» **What is being asked**: Write out the data again exactly, skipping every picture.

» **Data rows**:

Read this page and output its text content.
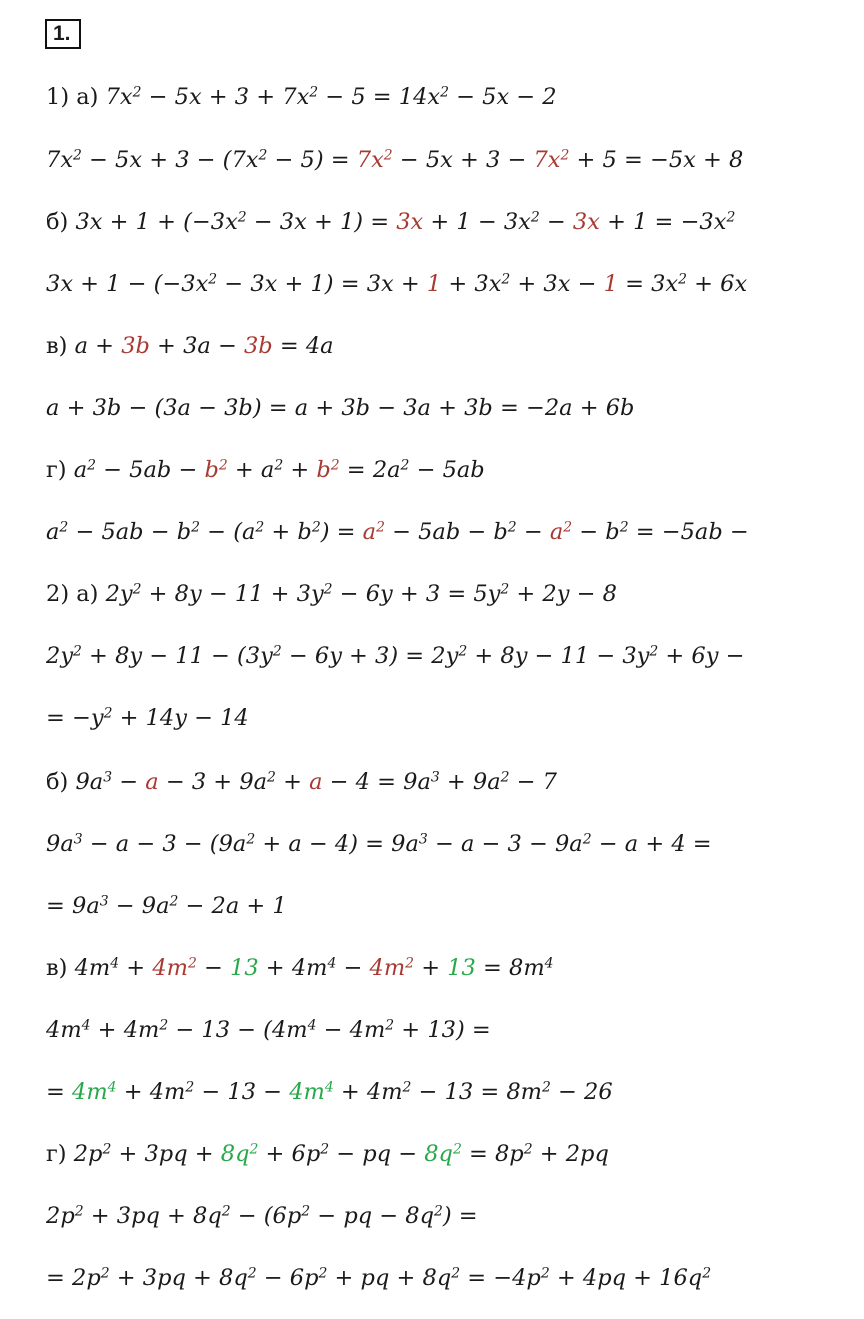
1.
1) а) $7x^2 - 5x + 3 + 7x^2 - 5 = 14x^2 - 5x - 2$
$7x^2 - 5x + 3 - (7x^2 - 5) = 7x^2 - 5x + 3 - 7x^2 + 5 = -5x + 8$
б) $3x + 1 + (-3x^2 - 3x + 1) = 3x + 1 - 3x^2 - 3x + 1 = -3x^2$
$3x + 1 - (-3x^2 - 3x + 1) = 3x + 1 + 3x^2 + 3x - 1 = 3x^2 + 6x$
в) a + 3b + 3a − 3b = 4a
a + 3b − (3a − 3b) = a + 3b − 3a + 3b = −2a + 6b
г) $a^2 - 5ab - b^2 + a^2 + b^2 = 2a^2 - 5ab$
$a^2 - 5ab - b^2 - (a^2 + b^2) = a^2 - 5ab - b^2 - a^2 - b^2 = -5ab$ −
2) а) $2y^2 + 8y - 11 + 3y^2 - 6y + 3 = 5y^2 + 2y - 8$
$2y^2 + 8y - 11 - (3y^2 - 6y + 3) = 2y^2 + 8y - 11 - 3y^2 + 6y$ −
= $-y^2 + 14y - 14$
б) $9a^3 - a - 3 + 9a^2 + a - 4 = 9a^3 + 9a^2 - 7$
$9a^3 - a - 3 - (9a^2 + a - 4) = 9a^3 - a - 3 - 9a^2 - a + 4$ =
= $9a^3 - 9a^2 - 2a + 1$
в) $4m^4 + 4m^2 - 13 + 4m^4 - 4m^2 + 13 = 8m^4$
$4m^4 + 4m^2 - 13 - (4m^4 - 4m^2 + 13)$ =
= $4m^4 + 4m^2 - 13 - 4m^4 + 4m^2 - 13 = 8m^2 - 26$
г) $2p^2 + 3pq + 8q^2 + 6p^2$ − pq − $8q^2 = 8p^2 + 2pq$
$2p^2 + 3pq + 8q^2 - (6p^2$ − pq − $8q^2$) =
= $2p^2 + 3pq + 8q^2 - 6p^2$ + pq + $8q^2 = -4p^2 + 4pq + 16q^2$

» **Reply**:
Read this page and output its text content.
1.
1) а) $7x^2 - 5x + 3 + 7x^2 - 5 = 14x^2 - 5x - 2$
$7x^2 - 5x + 3 - (7x^2 - 5) = 7x^2 - 5x + 3 - 7x^2 + 5 = -5x + 8$
б) $3x + 1 + (-3x^2 - 3x + 1) = 3x + 1 - 3x^2 - 3x + 1 = -3x^2$
$3x + 1 - (-3x^2 - 3x + 1) = 3x + 1 + 3x^2 + 3x - 1 = 3x^2 + 6x$
в) a + 3b + 3a − 3b = 4a
a + 3b − (3a − 3b) = a + 3b − 3a + 3b = −2a + 6b
г) $a^2 - 5ab - b^2 + a^2 + b^2 = 2a^2 - 5ab$
$a^2 - 5ab - b^2 - (a^2 + b^2) = a^2 - 5ab - b^2 - a^2 - b^2 = -5ab$ −
2) а) $2y^2 + 8y - 11 + 3y^2 - 6y + 3 = 5y^2 + 2y - 8$
$2y^2 + 8y - 11 - (3y^2 - 6y + 3) = 2y^2 + 8y - 11 - 3y^2 + 6y$ −
= $-y^2 + 14y - 14$
б) $9a^3 - a - 3 + 9a^2 + a - 4 = 9a^3 + 9a^2 - 7$
$9a^3 - a - 3 - (9a^2 + a - 4) = 9a^3 - a - 3 - 9a^2 - a + 4$ =
= $9a^3 - 9a^2 - 2a + 1$
в) $4m^4 + 4m^2 - 13 + 4m^4 - 4m^2 + 13 = 8m^4$
$4m^4 + 4m^2 - 13 - (4m^4 - 4m^2 + 13)$ =
= $4m^4 + 4m^2 - 13 - 4m^4 + 4m^2 - 13 = 8m^2 - 26$
г) $2p^2 + 3pq + 8q^2 + 6p^2$ − pq − $8q^2 = 8p^2 + 2pq$
$2p^2 + 3pq + 8q^2 - (6p^2$ − pq − $8q^2$) =
= $2p^2 + 3pq + 8q^2 - 6p^2$ + pq + $8q^2 = -4p^2 + 4pq + 16q^2$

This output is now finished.